:: What you need to do ::
Pull each line holding "acquisiti" out of the entries below.

:: Records ::
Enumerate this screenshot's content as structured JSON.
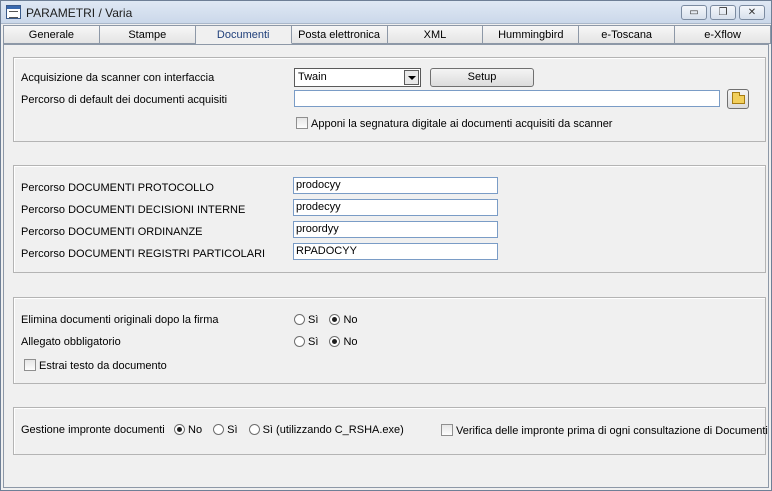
{
  "window": {
    "title": "PARAMETRI / Varia",
    "minimize_glyph": "▭",
    "restore_glyph": "❐",
    "close_glyph": "✕"
  },
  "tabs": [
    {
      "label": "Generale"
    },
    {
      "label": "Stampe"
    },
    {
      "label": "Documenti"
    },
    {
      "label": "Posta elettronica"
    },
    {
      "label": "XML"
    },
    {
      "label": "Hummingbird"
    },
    {
      "label": "e-Toscana"
    },
    {
      "label": "e-Xflow"
    }
  ],
  "active_tab": "Documenti",
  "scanner": {
    "interface_label": "Acquisizione da scanner con interfaccia",
    "interface_value": "Twain",
    "setup_label": "Setup",
    "default_path_label": "Percorso di default dei documenti acquisiti",
    "default_path_value": "",
    "digital_signature_label": "Apponi la segnatura digitale ai documenti acquisiti da scanner",
    "digital_signature_checked": false
  },
  "paths": {
    "protocollo_label": "Percorso DOCUMENTI PROTOCOLLO",
    "protocollo_value": "prodocyy",
    "decisioni_label": "Percorso DOCUMENTI DECISIONI INTERNE",
    "decisioni_value": "prodecyy",
    "ordinanze_label": "Percorso DOCUMENTI ORDINANZE",
    "ordinanze_value": "proordyy",
    "registri_label": "Percorso DOCUMENTI REGISTRI PARTICOLARI",
    "registri_value": "RPADOCYY"
  },
  "options": {
    "elimina_label": "Elimina documenti originali dopo la firma",
    "allegato_label": "Allegato obbligatorio",
    "si_label": "Sì",
    "no_label": "No",
    "elimina_selected": "No",
    "allegato_selected": "No",
    "estrai_label": "Estrai testo da documento",
    "estrai_checked": false
  },
  "impronte": {
    "label": "Gestione impronte documenti",
    "opt_no": "No",
    "opt_si": "Sì",
    "opt_si_rsha": "Sì  (utilizzando C_RSHA.exe)",
    "selected": "No",
    "verifica_label": "Verifica delle impronte prima di ogni consultazione di Documenti",
    "verifica_checked": false
  }
}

:: Problem solution ::
    "default_path_label": "Percorso di default dei documenti acquisiti",
    "digital_signature_label": "Apponi la segnatura digitale ai documenti acquisiti da scanner",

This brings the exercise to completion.